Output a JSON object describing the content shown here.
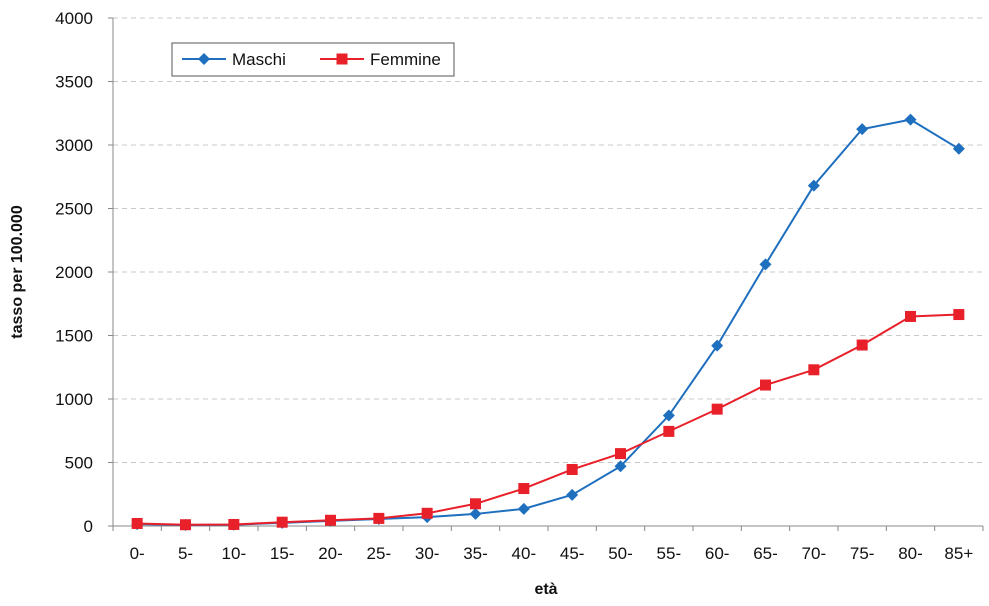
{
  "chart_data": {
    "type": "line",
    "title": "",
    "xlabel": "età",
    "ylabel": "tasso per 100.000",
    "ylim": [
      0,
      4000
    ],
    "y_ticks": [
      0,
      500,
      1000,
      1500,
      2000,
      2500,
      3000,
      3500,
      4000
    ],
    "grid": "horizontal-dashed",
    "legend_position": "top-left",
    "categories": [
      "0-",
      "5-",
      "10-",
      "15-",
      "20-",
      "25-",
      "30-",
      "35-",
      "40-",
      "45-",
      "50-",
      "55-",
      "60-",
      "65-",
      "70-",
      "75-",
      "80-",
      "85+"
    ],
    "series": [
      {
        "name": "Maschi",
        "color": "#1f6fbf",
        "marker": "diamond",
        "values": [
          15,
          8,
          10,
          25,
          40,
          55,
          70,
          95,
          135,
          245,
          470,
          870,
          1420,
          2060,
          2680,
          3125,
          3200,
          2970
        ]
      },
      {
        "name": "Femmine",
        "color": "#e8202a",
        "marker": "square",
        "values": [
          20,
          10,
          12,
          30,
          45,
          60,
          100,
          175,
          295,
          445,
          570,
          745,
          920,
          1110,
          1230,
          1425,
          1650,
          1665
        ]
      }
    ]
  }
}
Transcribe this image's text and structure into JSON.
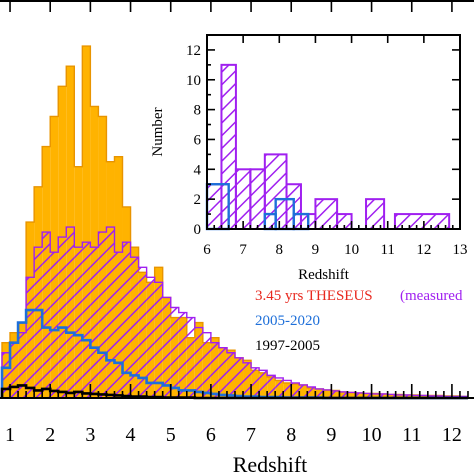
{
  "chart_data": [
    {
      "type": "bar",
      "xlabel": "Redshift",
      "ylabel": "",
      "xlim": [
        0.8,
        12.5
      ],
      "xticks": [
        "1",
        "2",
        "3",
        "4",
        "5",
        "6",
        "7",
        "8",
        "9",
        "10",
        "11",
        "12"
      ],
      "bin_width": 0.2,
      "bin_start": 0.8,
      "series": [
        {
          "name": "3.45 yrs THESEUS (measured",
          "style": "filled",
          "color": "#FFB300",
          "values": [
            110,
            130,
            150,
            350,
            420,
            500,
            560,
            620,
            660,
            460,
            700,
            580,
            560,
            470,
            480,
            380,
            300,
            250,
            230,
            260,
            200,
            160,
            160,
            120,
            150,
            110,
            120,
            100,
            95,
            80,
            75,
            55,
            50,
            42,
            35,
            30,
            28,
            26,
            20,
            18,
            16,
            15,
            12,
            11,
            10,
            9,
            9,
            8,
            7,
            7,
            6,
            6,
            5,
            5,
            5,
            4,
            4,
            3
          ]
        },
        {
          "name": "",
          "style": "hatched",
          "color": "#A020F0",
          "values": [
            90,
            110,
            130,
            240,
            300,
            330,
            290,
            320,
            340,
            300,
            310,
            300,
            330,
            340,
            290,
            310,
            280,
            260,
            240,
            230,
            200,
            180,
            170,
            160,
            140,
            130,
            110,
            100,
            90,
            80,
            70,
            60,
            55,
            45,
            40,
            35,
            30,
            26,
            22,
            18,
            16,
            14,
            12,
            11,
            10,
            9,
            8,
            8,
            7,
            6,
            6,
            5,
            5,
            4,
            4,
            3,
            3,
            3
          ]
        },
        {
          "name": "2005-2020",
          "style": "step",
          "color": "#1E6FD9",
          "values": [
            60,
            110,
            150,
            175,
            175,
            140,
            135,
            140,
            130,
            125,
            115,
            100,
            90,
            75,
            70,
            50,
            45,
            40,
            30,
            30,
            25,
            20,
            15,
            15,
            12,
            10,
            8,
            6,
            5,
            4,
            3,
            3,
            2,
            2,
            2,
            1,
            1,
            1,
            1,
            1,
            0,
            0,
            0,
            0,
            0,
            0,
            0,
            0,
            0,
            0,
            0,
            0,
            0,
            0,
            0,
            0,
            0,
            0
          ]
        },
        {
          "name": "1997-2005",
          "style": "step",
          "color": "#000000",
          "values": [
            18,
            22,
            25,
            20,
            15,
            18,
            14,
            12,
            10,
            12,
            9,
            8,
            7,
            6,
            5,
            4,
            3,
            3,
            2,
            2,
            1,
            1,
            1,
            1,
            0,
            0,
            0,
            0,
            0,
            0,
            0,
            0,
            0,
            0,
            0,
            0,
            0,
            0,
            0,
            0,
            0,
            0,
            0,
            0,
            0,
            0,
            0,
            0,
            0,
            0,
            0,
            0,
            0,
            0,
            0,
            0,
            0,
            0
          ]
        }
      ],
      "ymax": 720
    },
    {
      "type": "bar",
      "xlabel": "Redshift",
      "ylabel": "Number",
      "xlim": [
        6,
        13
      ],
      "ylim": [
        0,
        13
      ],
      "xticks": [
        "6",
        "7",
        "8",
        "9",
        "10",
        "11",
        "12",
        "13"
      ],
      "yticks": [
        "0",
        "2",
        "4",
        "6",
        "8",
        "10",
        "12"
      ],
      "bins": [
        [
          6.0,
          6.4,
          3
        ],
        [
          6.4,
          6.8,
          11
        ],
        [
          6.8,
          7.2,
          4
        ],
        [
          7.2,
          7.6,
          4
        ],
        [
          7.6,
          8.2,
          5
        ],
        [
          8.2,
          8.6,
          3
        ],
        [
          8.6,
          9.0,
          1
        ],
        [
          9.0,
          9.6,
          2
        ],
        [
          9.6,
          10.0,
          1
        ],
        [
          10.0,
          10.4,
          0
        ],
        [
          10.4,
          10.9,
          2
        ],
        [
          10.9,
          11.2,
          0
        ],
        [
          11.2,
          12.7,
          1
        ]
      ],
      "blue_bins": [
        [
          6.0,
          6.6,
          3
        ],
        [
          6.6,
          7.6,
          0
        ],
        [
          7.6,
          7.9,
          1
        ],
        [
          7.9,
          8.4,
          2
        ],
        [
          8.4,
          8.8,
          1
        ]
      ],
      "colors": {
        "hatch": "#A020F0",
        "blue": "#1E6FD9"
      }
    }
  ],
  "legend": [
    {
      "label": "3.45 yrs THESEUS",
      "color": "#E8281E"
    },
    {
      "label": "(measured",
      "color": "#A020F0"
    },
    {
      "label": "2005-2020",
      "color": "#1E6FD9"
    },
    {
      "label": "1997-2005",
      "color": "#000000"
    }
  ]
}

◆ ◆ ◆ ◆

Take every line from the records above that has the word "name" and copy it.

        "name": "Maschi",
        "name": "Femmine",
          "name": "3.45 yrs THESEUS (measured",
          "name": "",
          "name": "2005-2020",
          "name": "1997-2005",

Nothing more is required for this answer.